EXERCISE DETAILS: Transcribe the lines below verbatim, skipping the images.

---+---

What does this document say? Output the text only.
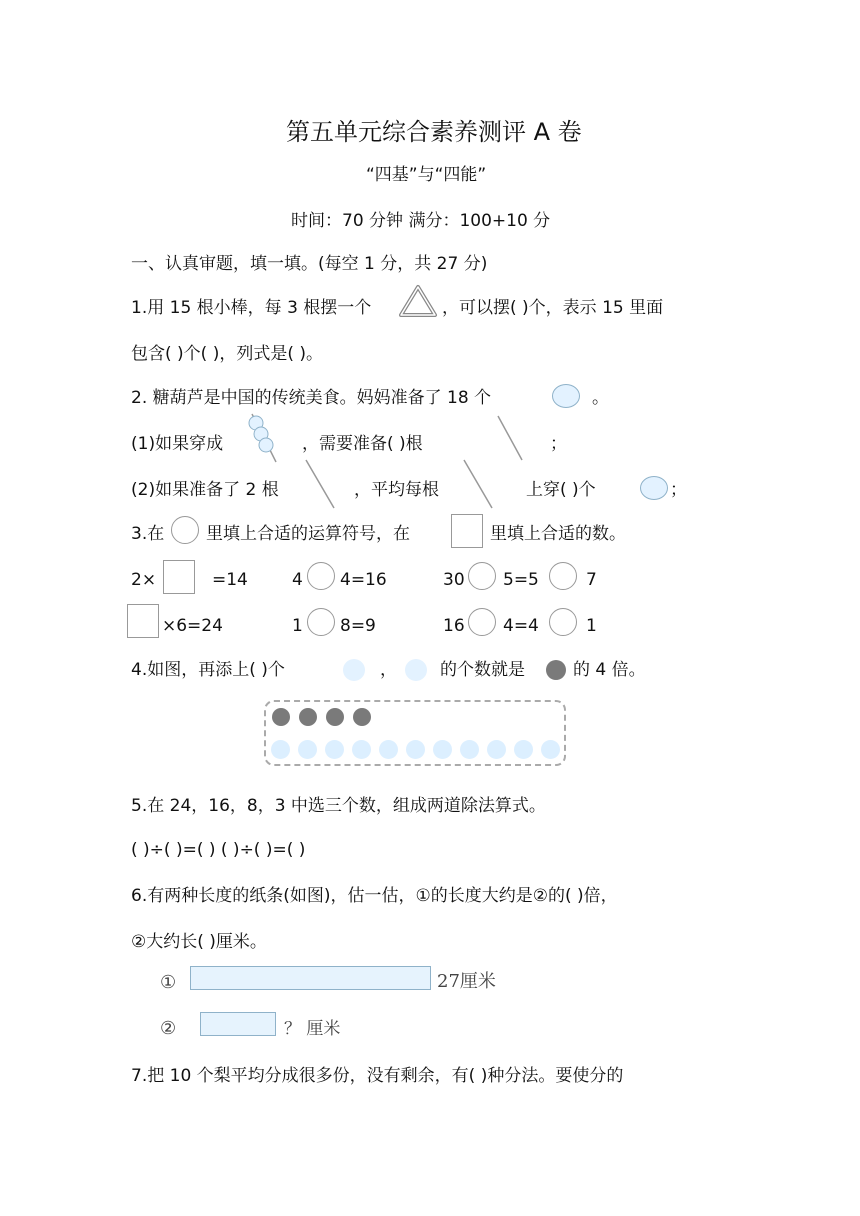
第五单元综合素养测评 A 卷
“四基”与“四能”
时间：70 分钟 满分：100+10 分
一、认真审题，填一填。(每空 1 分，共 27 分)
1.用 15 根小棒，每 3 根摆一个	，可以摆( )个，表示 15 里面
包含( )个( )，列式是( )。
2. 糖葫芦是中国的传统美食。妈妈准备了 18 个	。
(1)如果穿成	，需要准备( )根	；
(2)如果准备了 2 根	，平均每根	上穿( )个	；
3.在 里填上合适的运算符号，在	里填上合适的数。
2×	=14	4 4=16	30 5=5	7
×6=24	1 8=9	16 4=4	1
4.如图，再添上( )个	，	的个数就是	的 4 倍。
5.在 24，16，8，3 中选三个数，组成两道除法算式。
( )÷( )=( ) ( )÷( )=( )
6.有两种长度的纸条(如图)，估一估，①的长度大约是②的( )倍，
②大约长( )厘米。
①	27厘米
②	？ 厘米
7.把 10 个梨平均分成很多份，没有剩余，有( )种分法。要使分的
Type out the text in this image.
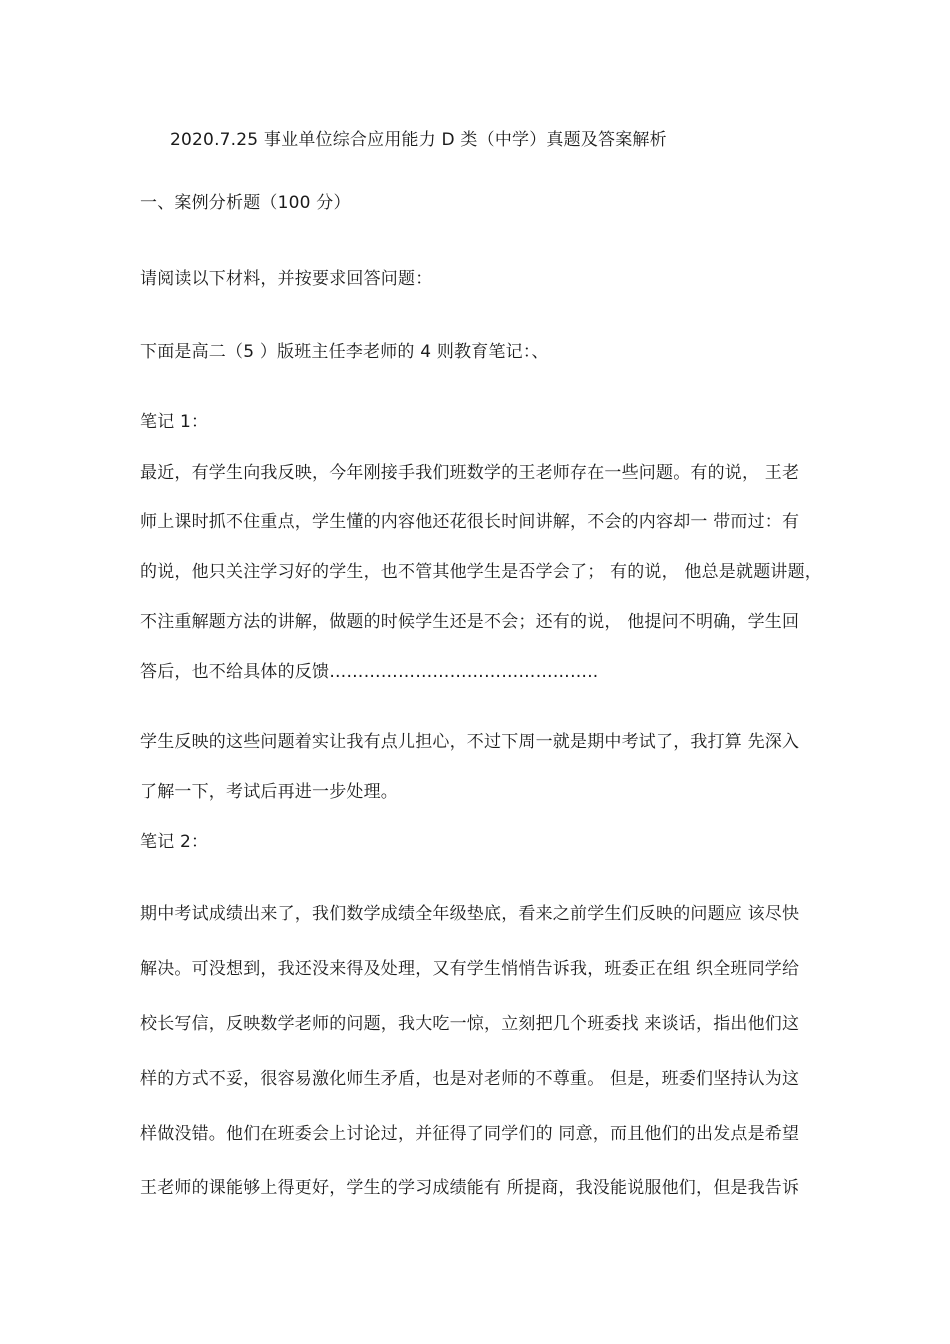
2020.7.25 事业单位综合应用能力 D 类（中学）真题及答案解析
一、案例分析题（100 分）
请阅读以下材料，并按要求回答问题：
下面是高二（5 ）版班主任李老师的 4 则教育笔记：、
笔记 1：
最近，有学生向我反映，今年刚接手我们班数学的王老师存在一些问题。有的说， 王老
师上课时抓不住重点，学生懂的内容他还花很长时间讲解，不会的内容却一 带而过：有
的说，他只关注学习好的学生，也不管其他学生是否学会了； 有的说， 他总是就题讲题，
不注重解题方法的讲解，做题的时候学生还是不会；还有的说， 他提问不明确，学生回
答后，也不给具体的反馈………………………………………..
学生反映的这些问题着实让我有点儿担心，不过下周一就是期中考试了，我打算 先深入
了解一下，考试后再进一步处理。
笔记 2：
期中考试成绩出来了，我们数学成绩全年级垫底，看来之前学生们反映的问题应 该尽快
解决。可没想到，我还没来得及处理，又有学生悄悄告诉我，班委正在组 织全班同学给
校长写信，反映数学老师的问题，我大吃一惊，立刻把几个班委找 来谈话，指出他们这
样的方式不妥，很容易激化师生矛盾，也是对老师的不尊重。 但是，班委们坚持认为这
样做没错。他们在班委会上讨论过，并征得了同学们的 同意，而且他们的出发点是希望
王老师的课能够上得更好，学生的学习成绩能有 所提商，我没能说服他们，但是我告诉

---+---

SOLUTION TO THIS PROBLEM:
What does this document say? Output the text only.
第五单元综合素养测评 A 卷
“四基”与“四能”
时间：70 分钟 满分：100+10 分
一、认真审题，填一填。(每空 1 分，共 27 分)
1.用 15 根小棒，每 3 根摆一个	，可以摆( )个，表示 15 里面
包含( )个( )，列式是( )。
2. 糖葫芦是中国的传统美食。妈妈准备了 18 个	。
(1)如果穿成	，需要准备( )根	；
(2)如果准备了 2 根	，平均每根	上穿( )个	；
3.在 里填上合适的运算符号，在	里填上合适的数。
2×	=14	4 4=16	30 5=5	7
×6=24	1 8=9	16 4=4	1
4.如图，再添上( )个	，	的个数就是	的 4 倍。
5.在 24，16，8，3 中选三个数，组成两道除法算式。
( )÷( )=( ) ( )÷( )=( )
6.有两种长度的纸条(如图)，估一估，①的长度大约是②的( )倍，
②大约长( )厘米。
①	27厘米
②	？ 厘米
7.把 10 个梨平均分成很多份，没有剩余，有( )种分法。要使分的
Type out the text in this image.
2020.7.25 事业单位综合应用能力 D 类（中学）真题及答案解析
一、案例分析题（100 分）
请阅读以下材料，并按要求回答问题：
下面是高二（5 ）版班主任李老师的 4 则教育笔记：、
笔记 1：
最近，有学生向我反映，今年刚接手我们班数学的王老师存在一些问题。有的说， 王老
师上课时抓不住重点，学生懂的内容他还花很长时间讲解，不会的内容却一 带而过：有
的说，他只关注学习好的学生，也不管其他学生是否学会了； 有的说， 他总是就题讲题，
不注重解题方法的讲解，做题的时候学生还是不会；还有的说， 他提问不明确，学生回
答后，也不给具体的反馈………………………………………..
学生反映的这些问题着实让我有点儿担心，不过下周一就是期中考试了，我打算 先深入
了解一下，考试后再进一步处理。
笔记 2：
期中考试成绩出来了，我们数学成绩全年级垫底，看来之前学生们反映的问题应 该尽快
解决。可没想到，我还没来得及处理，又有学生悄悄告诉我，班委正在组 织全班同学给
校长写信，反映数学老师的问题，我大吃一惊，立刻把几个班委找 来谈话，指出他们这
样的方式不妥，很容易激化师生矛盾，也是对老师的不尊重。 但是，班委们坚持认为这
样做没错。他们在班委会上讨论过，并征得了同学们的 同意，而且他们的出发点是希望
王老师的课能够上得更好，学生的学习成绩能有 所提商，我没能说服他们，但是我告诉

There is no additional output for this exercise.